## TASK REQUIREMENTS
Repeat what the lines below say, word for word, and skip every image.

* * * * * * * * *

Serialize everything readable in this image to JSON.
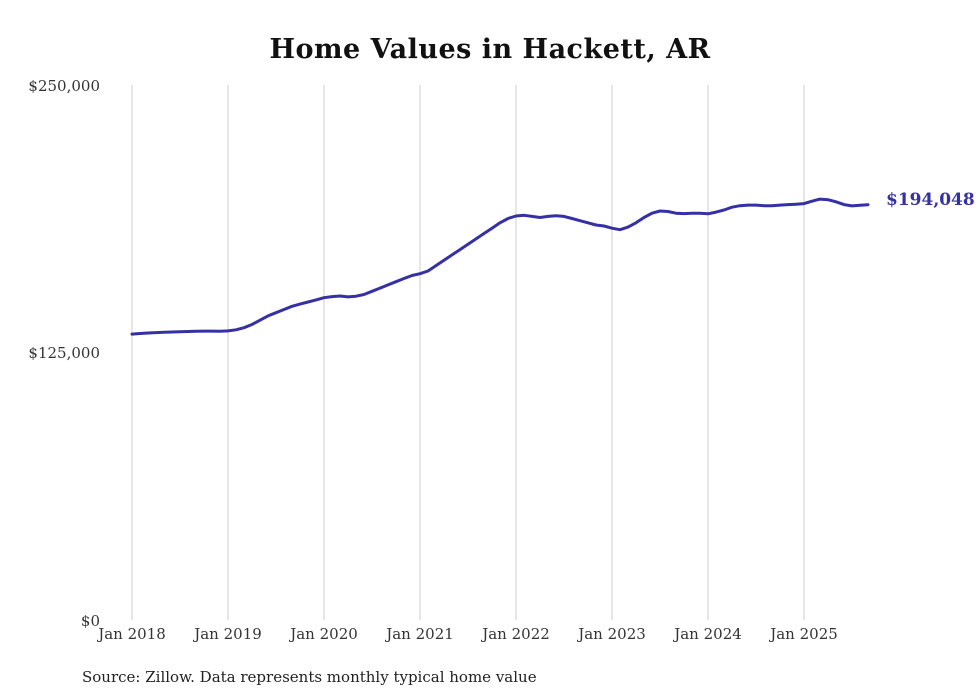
{
  "chart_data": {
    "type": "line",
    "title": "Home Values in Hackett, AR",
    "xlabel": "",
    "ylabel": "",
    "ylim": [
      0,
      250000
    ],
    "grid": "vertical-gridlines-only",
    "legend_position": "none",
    "x_start_month": "2018-01",
    "x_end_month": "2025-09",
    "x_ticks": [
      "Jan 2018",
      "Jan 2019",
      "Jan 2020",
      "Jan 2021",
      "Jan 2022",
      "Jan 2023",
      "Jan 2024",
      "Jan 2025"
    ],
    "y_ticks": [
      "$0",
      "$125,000",
      "$250,000"
    ],
    "series": [
      {
        "name": "Monthly typical home value",
        "values": [
          133600,
          133900,
          134100,
          134300,
          134500,
          134600,
          134700,
          134800,
          134900,
          135000,
          135000,
          134900,
          135100,
          135600,
          136600,
          138100,
          140100,
          142100,
          143600,
          145100,
          146600,
          147600,
          148600,
          149600,
          150600,
          151100,
          151400,
          151000,
          151300,
          152100,
          153600,
          155100,
          156600,
          158100,
          159600,
          161000,
          161800,
          163100,
          165600,
          168100,
          170600,
          173100,
          175600,
          178100,
          180600,
          183100,
          185600,
          187600,
          188800,
          189100,
          188600,
          188100,
          188600,
          188900,
          188600,
          187600,
          186600,
          185600,
          184600,
          184100,
          183100,
          182400,
          183600,
          185600,
          188100,
          190100,
          191100,
          190900,
          190100,
          189900,
          190100,
          190100,
          189800,
          190600,
          191600,
          192900,
          193600,
          193900,
          193900,
          193600,
          193600,
          193900,
          194100,
          194300,
          194600,
          195700,
          196700,
          196400,
          195400,
          194100,
          193500,
          193800,
          194048
        ]
      }
    ],
    "latest_value": 194048,
    "end_label": "$194,048",
    "line_color": "#3530a3",
    "grid_color": "#cccccc",
    "source": "Source: Zillow. Data represents monthly typical home value"
  }
}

* * * * * * * * *

## OUTPUT OF THE EXERCISE
Serialize everything readable in this image to JSON.
{
  "chart_data": {
    "type": "line",
    "title": "Home Values in Hackett, AR",
    "xlabel": "",
    "ylabel": "",
    "ylim": [
      0,
      250000
    ],
    "grid": "vertical-gridlines-only",
    "legend_position": "none",
    "x_start_month": "2018-01",
    "x_end_month": "2025-09",
    "x_ticks": [
      "Jan 2018",
      "Jan 2019",
      "Jan 2020",
      "Jan 2021",
      "Jan 2022",
      "Jan 2023",
      "Jan 2024",
      "Jan 2025"
    ],
    "y_ticks": [
      "$0",
      "$125,000",
      "$250,000"
    ],
    "series": [
      {
        "name": "Monthly typical home value",
        "values": [
          133600,
          133900,
          134100,
          134300,
          134500,
          134600,
          134700,
          134800,
          134900,
          135000,
          135000,
          134900,
          135100,
          135600,
          136600,
          138100,
          140100,
          142100,
          143600,
          145100,
          146600,
          147600,
          148600,
          149600,
          150600,
          151100,
          151400,
          151000,
          151300,
          152100,
          153600,
          155100,
          156600,
          158100,
          159600,
          161000,
          161800,
          163100,
          165600,
          168100,
          170600,
          173100,
          175600,
          178100,
          180600,
          183100,
          185600,
          187600,
          188800,
          189100,
          188600,
          188100,
          188600,
          188900,
          188600,
          187600,
          186600,
          185600,
          184600,
          184100,
          183100,
          182400,
          183600,
          185600,
          188100,
          190100,
          191100,
          190900,
          190100,
          189900,
          190100,
          190100,
          189800,
          190600,
          191600,
          192900,
          193600,
          193900,
          193900,
          193600,
          193600,
          193900,
          194100,
          194300,
          194600,
          195700,
          196700,
          196400,
          195400,
          194100,
          193500,
          193800,
          194048
        ]
      }
    ],
    "latest_value": 194048,
    "end_label": "$194,048",
    "line_color": "#3530a3",
    "grid_color": "#cccccc",
    "source": "Source: Zillow. Data represents monthly typical home value"
  }
}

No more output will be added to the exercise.